What you should do >> Reproduce the lines of the listing below word for word.

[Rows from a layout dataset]
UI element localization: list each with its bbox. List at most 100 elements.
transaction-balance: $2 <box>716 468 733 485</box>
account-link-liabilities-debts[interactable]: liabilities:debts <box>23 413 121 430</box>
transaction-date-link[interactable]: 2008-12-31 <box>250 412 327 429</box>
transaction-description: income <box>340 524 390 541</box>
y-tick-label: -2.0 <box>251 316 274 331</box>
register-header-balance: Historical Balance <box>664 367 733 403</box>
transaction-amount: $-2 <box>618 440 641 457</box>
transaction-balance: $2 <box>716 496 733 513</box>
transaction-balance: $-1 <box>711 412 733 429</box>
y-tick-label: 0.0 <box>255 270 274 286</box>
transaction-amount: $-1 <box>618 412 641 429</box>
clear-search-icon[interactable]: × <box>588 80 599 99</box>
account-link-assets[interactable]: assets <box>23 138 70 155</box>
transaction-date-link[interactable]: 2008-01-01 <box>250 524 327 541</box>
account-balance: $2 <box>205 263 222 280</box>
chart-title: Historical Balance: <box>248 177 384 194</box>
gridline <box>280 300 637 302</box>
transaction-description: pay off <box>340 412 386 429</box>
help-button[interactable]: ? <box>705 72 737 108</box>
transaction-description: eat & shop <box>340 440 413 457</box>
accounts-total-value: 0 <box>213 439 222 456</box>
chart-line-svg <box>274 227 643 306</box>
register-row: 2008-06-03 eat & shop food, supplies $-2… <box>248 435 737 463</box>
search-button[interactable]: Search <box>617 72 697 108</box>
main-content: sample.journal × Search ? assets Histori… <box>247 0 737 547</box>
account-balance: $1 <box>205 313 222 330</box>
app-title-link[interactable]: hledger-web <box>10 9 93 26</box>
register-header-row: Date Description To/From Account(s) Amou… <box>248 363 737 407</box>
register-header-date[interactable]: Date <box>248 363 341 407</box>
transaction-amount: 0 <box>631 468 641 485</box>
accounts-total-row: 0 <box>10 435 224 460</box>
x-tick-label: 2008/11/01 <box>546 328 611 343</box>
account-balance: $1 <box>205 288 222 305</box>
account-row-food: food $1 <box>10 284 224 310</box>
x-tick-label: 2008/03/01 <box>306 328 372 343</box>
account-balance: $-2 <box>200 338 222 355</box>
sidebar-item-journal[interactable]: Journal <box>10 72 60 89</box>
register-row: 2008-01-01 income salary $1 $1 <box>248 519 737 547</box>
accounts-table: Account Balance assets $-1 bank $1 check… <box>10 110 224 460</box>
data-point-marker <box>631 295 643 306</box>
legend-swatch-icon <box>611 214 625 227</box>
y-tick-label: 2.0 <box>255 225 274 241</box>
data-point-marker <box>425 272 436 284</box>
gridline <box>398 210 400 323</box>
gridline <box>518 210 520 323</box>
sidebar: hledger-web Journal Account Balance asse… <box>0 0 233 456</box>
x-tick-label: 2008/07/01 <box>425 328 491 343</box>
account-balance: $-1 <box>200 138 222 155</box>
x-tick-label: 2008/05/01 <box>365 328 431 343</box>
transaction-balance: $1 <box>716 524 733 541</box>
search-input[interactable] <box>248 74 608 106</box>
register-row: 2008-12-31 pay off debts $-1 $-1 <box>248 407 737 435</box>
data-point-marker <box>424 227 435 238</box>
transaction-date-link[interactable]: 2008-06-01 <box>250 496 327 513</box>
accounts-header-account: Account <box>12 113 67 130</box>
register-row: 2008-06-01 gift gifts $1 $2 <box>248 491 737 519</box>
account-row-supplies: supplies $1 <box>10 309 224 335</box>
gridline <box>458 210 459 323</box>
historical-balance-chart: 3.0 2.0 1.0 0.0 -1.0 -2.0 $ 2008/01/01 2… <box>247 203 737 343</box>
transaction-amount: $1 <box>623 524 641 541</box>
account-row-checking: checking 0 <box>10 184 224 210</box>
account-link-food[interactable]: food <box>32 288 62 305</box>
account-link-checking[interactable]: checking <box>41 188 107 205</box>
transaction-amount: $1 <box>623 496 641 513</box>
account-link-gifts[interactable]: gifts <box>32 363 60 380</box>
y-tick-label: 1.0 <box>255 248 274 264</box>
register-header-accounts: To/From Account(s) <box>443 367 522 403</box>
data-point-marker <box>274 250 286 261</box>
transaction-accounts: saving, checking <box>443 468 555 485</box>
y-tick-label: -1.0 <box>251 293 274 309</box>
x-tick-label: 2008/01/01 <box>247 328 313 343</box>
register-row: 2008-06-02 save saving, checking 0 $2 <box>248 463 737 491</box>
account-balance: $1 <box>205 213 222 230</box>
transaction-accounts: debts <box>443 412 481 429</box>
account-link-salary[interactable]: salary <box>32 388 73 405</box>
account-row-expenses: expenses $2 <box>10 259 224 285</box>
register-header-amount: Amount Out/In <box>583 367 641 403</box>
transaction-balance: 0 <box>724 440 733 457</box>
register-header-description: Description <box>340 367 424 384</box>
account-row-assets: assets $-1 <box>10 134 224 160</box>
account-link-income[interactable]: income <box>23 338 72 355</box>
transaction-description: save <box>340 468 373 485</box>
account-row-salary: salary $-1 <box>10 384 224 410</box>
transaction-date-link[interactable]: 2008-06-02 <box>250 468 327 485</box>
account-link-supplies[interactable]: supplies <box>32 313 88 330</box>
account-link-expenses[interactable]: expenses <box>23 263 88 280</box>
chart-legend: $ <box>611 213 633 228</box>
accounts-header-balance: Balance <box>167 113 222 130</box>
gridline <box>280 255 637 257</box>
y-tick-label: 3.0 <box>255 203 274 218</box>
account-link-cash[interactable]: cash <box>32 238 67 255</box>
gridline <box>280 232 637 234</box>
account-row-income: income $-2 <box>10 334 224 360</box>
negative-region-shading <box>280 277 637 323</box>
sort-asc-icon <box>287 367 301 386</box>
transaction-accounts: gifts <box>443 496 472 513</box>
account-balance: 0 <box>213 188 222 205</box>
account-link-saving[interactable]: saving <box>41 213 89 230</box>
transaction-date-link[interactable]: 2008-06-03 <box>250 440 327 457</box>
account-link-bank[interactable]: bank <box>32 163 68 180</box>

Completed task >>
UI element localization: list each with its bbox. List at most 100 elements.
transaction-balance: $2 <box>716 468 733 485</box>
account-link-liabilities-debts[interactable]: liabilities:debts <box>23 413 121 430</box>
transaction-date-link[interactable]: 2008-12-31 <box>250 412 327 429</box>
transaction-description: income <box>340 524 390 541</box>
y-tick-label: -2.0 <box>251 316 274 331</box>
register-header-balance: Historical Balance <box>664 367 733 403</box>
transaction-amount: $-2 <box>618 440 641 457</box>
transaction-balance: $2 <box>716 496 733 513</box>
transaction-balance: $-1 <box>711 412 733 429</box>
y-tick-label: 0.0 <box>255 270 274 286</box>
transaction-amount: $-1 <box>618 412 641 429</box>
clear-search-icon[interactable]: × <box>588 80 599 99</box>
account-link-assets[interactable]: assets <box>23 138 70 155</box>
transaction-date-link[interactable]: 2008-01-01 <box>250 524 327 541</box>
account-balance: $2 <box>205 263 222 280</box>
chart-title: Historical Balance: <box>248 177 384 194</box>
gridline <box>280 300 637 302</box>
transaction-description: pay off <box>340 412 386 429</box>
help-button[interactable]: ? <box>705 72 737 108</box>
transaction-description: eat & shop <box>340 440 413 457</box>
accounts-total-value: 0 <box>213 439 222 456</box>
chart-line-svg <box>274 227 643 306</box>
register-row: 2008-06-03 eat & shop food, supplies $-2… <box>248 435 737 463</box>
search-button[interactable]: Search <box>617 72 697 108</box>
main-content: sample.journal × Search ? assets Histori… <box>247 0 737 547</box>
account-balance: $1 <box>205 313 222 330</box>
app-title-link[interactable]: hledger-web <box>10 9 93 26</box>
register-header-row: Date Description To/From Account(s) Amou… <box>248 363 737 407</box>
register-header-date[interactable]: Date <box>248 363 341 407</box>
transaction-amount: 0 <box>631 468 641 485</box>
accounts-total-row: 0 <box>10 435 224 460</box>
x-tick-label: 2008/11/01 <box>546 328 611 343</box>
account-balance: $1 <box>205 288 222 305</box>
account-row-food: food $1 <box>10 284 224 310</box>
x-tick-label: 2008/03/01 <box>306 328 372 343</box>
account-balance: $-2 <box>200 338 222 355</box>
sidebar-item-journal[interactable]: Journal <box>10 72 60 89</box>
register-row: 2008-01-01 income salary $1 $1 <box>248 519 737 547</box>
accounts-table: Account Balance assets $-1 bank $1 check… <box>10 110 224 460</box>
data-point-marker <box>631 295 643 306</box>
legend-swatch-icon <box>611 214 625 227</box>
y-tick-label: 2.0 <box>255 225 274 241</box>
data-point-marker <box>425 272 436 284</box>
gridline <box>398 210 400 323</box>
gridline <box>518 210 520 323</box>
sidebar: hledger-web Journal Account Balance asse… <box>0 0 233 456</box>
x-tick-label: 2008/07/01 <box>425 328 491 343</box>
account-balance: $-1 <box>200 138 222 155</box>
x-tick-label: 2008/05/01 <box>365 328 431 343</box>
transaction-balance: $1 <box>716 524 733 541</box>
search-input[interactable] <box>248 74 608 106</box>
register-row: 2008-12-31 pay off debts $-1 $-1 <box>248 407 737 435</box>
data-point-marker <box>424 227 435 238</box>
transaction-date-link[interactable]: 2008-06-01 <box>250 496 327 513</box>
accounts-header-account: Account <box>12 113 67 130</box>
register-row: 2008-06-01 gift gifts $1 $2 <box>248 491 737 519</box>
account-row-supplies: supplies $1 <box>10 309 224 335</box>
gridline <box>458 210 459 323</box>
historical-balance-chart: 3.0 2.0 1.0 0.0 -1.0 -2.0 $ 2008/01/01 2… <box>247 203 737 343</box>
transaction-amount: $1 <box>623 524 641 541</box>
account-row-checking: checking 0 <box>10 184 224 210</box>
account-link-food[interactable]: food <box>32 288 62 305</box>
account-link-checking[interactable]: checking <box>41 188 107 205</box>
transaction-amount: $1 <box>623 496 641 513</box>
account-link-gifts[interactable]: gifts <box>32 363 60 380</box>
y-tick-label: 1.0 <box>255 248 274 264</box>
register-header-accounts: To/From Account(s) <box>443 367 522 403</box>
data-point-marker <box>274 250 286 261</box>
transaction-accounts: saving, checking <box>443 468 555 485</box>
y-tick-label: -1.0 <box>251 293 274 309</box>
x-tick-label: 2008/01/01 <box>247 328 313 343</box>
register-row: 2008-06-02 save saving, checking 0 $2 <box>248 463 737 491</box>
account-balance: $1 <box>205 213 222 230</box>
transaction-accounts: debts <box>443 412 481 429</box>
account-link-salary[interactable]: salary <box>32 388 73 405</box>
account-row-expenses: expenses $2 <box>10 259 224 285</box>
register-header-amount: Amount Out/In <box>583 367 641 403</box>
transaction-balance: 0 <box>724 440 733 457</box>
register-header-description: Description <box>340 367 424 384</box>
account-row-assets: assets $-1 <box>10 134 224 160</box>
account-link-income[interactable]: income <box>23 338 72 355</box>
transaction-description: save <box>340 468 373 485</box>
account-row-salary: salary $-1 <box>10 384 224 410</box>
transaction-date-link[interactable]: 2008-06-02 <box>250 468 327 485</box>
account-link-supplies[interactable]: supplies <box>32 313 88 330</box>
account-link-expenses[interactable]: expenses <box>23 263 88 280</box>
chart-legend: $ <box>611 213 633 228</box>
accounts-header-balance: Balance <box>167 113 222 130</box>
gridline <box>280 255 637 257</box>
y-tick-label: 3.0 <box>255 203 274 218</box>
account-link-cash[interactable]: cash <box>32 238 67 255</box>
gridline <box>280 232 637 234</box>
account-row-income: income $-2 <box>10 334 224 360</box>
negative-region-shading <box>280 277 637 323</box>
sort-asc-icon <box>287 367 301 386</box>
transaction-accounts: gifts <box>443 496 472 513</box>
account-balance: 0 <box>213 188 222 205</box>
account-link-saving[interactable]: saving <box>41 213 89 230</box>
transaction-date-link[interactable]: 2008-06-03 <box>250 440 327 457</box>
account-link-bank[interactable]: bank <box>32 163 68 180</box>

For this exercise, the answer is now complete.